_Records to process:_
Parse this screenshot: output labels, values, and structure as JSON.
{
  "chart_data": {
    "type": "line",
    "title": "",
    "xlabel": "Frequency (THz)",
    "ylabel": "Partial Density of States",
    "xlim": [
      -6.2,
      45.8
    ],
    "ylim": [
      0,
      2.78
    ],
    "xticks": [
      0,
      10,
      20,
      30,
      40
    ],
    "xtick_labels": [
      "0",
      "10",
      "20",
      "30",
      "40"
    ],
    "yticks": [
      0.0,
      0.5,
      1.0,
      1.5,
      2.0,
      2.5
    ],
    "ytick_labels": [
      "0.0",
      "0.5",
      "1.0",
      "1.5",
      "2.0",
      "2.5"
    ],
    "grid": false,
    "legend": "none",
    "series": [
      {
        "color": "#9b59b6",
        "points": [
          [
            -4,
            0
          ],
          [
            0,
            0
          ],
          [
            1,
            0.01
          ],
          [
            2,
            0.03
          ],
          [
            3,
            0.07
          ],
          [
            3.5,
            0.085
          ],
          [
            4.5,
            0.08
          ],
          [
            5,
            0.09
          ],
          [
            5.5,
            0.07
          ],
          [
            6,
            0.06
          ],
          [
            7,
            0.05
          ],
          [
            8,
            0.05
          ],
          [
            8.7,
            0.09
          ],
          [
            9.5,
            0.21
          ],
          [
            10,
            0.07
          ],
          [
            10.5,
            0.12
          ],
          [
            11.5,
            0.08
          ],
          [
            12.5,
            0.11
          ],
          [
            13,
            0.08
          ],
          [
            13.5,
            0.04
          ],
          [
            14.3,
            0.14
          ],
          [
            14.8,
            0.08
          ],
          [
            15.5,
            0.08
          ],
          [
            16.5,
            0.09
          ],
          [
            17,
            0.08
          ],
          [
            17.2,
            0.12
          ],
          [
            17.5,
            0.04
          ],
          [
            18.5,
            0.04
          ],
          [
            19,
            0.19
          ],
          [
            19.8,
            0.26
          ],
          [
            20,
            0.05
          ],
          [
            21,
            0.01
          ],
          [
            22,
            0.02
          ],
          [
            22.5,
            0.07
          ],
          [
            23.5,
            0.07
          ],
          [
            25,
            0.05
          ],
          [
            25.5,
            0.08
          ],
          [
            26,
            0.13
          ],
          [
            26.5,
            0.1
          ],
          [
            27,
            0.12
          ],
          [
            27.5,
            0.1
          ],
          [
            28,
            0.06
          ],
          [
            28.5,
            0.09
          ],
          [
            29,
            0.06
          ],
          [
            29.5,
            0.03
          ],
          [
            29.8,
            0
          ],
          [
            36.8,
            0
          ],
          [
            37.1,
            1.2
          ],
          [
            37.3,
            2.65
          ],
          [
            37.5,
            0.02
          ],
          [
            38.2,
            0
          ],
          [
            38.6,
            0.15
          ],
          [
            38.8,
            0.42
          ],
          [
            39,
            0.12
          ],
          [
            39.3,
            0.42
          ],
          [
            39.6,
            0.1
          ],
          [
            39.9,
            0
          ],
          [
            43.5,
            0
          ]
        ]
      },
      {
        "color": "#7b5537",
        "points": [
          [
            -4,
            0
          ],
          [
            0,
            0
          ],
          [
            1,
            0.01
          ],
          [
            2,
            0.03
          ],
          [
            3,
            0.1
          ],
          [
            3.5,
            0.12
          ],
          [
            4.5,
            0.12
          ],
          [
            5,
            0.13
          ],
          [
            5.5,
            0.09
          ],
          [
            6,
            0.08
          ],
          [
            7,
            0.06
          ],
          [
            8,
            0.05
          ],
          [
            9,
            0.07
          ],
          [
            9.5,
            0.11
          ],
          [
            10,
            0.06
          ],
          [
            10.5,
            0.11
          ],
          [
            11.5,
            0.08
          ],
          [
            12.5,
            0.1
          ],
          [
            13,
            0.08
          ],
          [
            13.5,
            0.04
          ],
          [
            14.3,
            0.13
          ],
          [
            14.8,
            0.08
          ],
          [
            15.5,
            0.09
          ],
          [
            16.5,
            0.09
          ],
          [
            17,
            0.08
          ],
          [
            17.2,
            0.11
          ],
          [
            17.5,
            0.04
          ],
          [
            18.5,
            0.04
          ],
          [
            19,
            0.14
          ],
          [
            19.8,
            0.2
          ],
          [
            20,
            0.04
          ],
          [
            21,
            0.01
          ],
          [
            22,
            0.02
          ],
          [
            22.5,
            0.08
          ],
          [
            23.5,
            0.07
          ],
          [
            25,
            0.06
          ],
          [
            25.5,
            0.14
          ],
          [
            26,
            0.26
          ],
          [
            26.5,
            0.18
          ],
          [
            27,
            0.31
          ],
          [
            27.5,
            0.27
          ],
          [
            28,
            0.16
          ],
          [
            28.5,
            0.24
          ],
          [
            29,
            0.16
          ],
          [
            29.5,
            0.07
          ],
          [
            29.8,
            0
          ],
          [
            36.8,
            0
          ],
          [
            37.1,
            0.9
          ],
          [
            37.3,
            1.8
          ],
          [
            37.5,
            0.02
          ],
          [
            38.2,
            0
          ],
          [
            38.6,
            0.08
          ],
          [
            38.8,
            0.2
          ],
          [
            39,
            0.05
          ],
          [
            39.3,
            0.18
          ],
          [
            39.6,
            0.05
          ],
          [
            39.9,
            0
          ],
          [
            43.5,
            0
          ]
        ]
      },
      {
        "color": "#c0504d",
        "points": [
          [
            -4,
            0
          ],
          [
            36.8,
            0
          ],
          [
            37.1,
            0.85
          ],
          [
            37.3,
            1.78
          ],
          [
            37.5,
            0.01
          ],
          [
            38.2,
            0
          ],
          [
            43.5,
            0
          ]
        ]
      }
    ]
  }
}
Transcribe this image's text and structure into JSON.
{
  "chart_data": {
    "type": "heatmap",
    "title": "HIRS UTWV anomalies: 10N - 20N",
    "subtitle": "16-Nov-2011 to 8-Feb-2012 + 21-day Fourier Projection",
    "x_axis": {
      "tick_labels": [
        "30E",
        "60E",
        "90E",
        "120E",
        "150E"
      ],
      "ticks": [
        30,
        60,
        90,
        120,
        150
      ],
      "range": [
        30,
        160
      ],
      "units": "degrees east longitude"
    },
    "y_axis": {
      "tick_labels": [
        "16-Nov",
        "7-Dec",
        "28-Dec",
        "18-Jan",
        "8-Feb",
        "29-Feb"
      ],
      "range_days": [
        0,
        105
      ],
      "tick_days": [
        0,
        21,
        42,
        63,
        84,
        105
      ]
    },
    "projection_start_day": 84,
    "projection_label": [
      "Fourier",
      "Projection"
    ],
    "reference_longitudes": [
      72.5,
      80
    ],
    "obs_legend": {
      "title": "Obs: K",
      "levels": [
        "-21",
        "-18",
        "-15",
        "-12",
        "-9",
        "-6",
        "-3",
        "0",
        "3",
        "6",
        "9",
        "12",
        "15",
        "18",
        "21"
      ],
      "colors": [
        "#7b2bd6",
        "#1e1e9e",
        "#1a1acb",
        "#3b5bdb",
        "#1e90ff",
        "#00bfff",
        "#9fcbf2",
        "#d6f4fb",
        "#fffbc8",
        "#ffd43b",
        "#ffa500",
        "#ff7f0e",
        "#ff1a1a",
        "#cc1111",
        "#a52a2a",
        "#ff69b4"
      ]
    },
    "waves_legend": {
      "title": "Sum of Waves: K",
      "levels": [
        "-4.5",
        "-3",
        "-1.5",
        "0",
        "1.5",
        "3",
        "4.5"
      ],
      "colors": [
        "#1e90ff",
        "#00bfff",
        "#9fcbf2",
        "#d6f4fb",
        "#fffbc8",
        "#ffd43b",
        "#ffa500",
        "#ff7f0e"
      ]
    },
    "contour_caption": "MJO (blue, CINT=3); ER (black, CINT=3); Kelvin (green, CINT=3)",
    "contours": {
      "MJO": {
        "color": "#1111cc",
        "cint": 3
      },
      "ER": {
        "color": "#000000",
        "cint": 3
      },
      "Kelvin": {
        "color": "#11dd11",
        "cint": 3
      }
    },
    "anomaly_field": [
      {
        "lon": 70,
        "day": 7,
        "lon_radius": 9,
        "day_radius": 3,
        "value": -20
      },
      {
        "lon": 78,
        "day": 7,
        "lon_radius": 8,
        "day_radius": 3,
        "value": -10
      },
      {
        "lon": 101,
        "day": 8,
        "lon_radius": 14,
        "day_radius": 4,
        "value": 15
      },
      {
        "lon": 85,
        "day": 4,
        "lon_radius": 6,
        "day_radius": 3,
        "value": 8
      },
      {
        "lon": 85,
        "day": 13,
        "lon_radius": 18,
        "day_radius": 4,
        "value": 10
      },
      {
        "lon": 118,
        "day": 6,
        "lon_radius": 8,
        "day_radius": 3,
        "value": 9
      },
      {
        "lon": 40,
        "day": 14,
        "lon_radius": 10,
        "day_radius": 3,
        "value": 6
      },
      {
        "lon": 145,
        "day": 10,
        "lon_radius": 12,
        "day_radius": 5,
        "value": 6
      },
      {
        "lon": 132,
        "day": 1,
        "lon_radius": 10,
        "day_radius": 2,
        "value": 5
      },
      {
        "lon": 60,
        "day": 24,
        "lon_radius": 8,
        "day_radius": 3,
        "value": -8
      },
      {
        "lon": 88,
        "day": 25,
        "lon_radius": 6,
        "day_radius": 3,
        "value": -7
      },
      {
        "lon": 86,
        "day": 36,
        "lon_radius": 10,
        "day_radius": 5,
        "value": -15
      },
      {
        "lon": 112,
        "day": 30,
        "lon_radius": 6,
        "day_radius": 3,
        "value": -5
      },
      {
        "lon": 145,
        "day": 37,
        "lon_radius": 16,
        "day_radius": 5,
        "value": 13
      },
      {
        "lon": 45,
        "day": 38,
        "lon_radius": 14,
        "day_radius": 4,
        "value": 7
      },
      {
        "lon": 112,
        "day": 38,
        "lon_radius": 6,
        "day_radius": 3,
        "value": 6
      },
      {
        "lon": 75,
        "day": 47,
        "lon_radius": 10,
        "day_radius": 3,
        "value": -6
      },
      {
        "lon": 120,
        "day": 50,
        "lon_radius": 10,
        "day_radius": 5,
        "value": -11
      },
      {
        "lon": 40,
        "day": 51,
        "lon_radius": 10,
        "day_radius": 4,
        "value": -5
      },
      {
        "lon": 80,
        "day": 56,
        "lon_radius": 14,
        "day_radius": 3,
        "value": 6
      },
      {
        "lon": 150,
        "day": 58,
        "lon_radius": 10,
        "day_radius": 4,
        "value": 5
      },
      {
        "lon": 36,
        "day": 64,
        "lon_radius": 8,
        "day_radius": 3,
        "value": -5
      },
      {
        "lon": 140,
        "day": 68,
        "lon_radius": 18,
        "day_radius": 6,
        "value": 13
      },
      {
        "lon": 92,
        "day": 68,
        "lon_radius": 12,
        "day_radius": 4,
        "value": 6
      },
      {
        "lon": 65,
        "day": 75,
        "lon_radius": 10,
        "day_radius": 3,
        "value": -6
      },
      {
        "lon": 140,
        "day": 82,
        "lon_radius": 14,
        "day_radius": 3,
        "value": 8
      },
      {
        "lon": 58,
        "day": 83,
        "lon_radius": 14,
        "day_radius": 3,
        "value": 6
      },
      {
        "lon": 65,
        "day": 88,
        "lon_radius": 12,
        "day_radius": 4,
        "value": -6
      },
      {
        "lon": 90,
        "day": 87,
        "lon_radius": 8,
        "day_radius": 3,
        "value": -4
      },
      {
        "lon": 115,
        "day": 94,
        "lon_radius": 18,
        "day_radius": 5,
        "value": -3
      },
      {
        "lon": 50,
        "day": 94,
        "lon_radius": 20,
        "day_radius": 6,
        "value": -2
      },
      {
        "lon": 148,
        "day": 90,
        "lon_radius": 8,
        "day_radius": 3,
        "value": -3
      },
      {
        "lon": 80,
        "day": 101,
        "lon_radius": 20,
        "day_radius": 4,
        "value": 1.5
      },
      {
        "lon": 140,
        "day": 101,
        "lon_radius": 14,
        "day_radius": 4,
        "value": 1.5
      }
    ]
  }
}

_Exercise requirements:_ For each line of the listing that holds the word "this", show that line.

_Written answer:_
Parse this screenshot: output labels, values, and structure as JSON.
Transcribe this image's text and structure into JSON.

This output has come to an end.